Directive »
Go through the entries and count the lines with the string "Survival" in them. Give only that number.
▼▼▼
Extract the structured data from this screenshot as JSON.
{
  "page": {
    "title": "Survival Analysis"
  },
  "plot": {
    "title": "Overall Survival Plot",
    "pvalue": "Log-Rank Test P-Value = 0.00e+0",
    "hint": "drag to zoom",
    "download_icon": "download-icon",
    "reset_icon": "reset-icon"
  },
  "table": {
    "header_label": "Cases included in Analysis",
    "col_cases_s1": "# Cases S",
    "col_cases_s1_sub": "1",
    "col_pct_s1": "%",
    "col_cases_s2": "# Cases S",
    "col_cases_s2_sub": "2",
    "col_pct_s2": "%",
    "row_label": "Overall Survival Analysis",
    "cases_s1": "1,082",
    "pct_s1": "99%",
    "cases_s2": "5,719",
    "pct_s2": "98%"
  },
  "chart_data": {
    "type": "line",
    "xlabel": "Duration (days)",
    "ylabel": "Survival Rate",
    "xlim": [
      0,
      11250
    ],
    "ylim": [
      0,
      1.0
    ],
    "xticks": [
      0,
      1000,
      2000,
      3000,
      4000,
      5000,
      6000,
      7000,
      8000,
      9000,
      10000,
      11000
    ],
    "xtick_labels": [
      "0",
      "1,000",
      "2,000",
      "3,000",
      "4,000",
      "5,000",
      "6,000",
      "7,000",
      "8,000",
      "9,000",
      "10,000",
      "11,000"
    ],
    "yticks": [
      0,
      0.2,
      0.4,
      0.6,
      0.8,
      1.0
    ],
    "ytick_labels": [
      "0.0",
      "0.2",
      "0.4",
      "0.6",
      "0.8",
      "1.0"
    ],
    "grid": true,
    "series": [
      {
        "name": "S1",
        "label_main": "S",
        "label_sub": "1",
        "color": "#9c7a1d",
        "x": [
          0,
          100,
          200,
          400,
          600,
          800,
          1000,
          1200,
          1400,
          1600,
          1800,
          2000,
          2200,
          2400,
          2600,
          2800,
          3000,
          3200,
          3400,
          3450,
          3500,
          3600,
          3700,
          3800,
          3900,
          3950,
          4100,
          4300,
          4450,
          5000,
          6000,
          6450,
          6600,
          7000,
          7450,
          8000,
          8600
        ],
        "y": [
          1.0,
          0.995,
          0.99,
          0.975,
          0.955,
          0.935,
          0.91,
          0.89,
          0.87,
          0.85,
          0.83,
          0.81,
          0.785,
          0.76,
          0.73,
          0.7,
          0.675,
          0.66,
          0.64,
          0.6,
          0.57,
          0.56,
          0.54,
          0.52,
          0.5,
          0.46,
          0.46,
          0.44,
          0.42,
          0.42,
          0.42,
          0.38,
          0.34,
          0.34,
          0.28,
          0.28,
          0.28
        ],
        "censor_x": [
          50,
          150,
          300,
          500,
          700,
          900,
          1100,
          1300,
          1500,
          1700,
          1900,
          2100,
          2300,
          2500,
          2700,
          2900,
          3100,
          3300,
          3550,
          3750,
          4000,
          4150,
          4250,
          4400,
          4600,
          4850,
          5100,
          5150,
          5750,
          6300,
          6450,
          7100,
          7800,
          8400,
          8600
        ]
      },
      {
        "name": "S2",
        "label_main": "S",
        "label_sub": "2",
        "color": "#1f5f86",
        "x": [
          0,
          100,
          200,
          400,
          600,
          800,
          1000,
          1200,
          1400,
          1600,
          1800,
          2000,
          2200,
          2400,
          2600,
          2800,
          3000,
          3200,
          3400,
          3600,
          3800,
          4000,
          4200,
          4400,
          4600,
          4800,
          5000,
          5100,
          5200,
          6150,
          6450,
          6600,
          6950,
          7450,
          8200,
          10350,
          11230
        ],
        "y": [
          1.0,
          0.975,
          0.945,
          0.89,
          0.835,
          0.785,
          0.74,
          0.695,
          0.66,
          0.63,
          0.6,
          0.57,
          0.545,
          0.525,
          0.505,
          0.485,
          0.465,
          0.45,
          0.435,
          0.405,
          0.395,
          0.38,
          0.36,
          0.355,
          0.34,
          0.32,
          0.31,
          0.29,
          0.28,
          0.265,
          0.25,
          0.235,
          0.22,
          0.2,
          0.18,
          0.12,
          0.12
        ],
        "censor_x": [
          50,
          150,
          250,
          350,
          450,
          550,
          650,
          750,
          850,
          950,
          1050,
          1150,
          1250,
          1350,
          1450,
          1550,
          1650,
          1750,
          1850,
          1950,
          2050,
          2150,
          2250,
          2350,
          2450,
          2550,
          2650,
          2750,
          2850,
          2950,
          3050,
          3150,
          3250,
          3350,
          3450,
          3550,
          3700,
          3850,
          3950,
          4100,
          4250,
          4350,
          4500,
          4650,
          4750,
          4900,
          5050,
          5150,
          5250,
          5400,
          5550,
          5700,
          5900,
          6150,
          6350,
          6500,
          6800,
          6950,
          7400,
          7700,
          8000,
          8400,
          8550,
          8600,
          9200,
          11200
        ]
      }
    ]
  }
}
▲▲▲
Exercise response »
4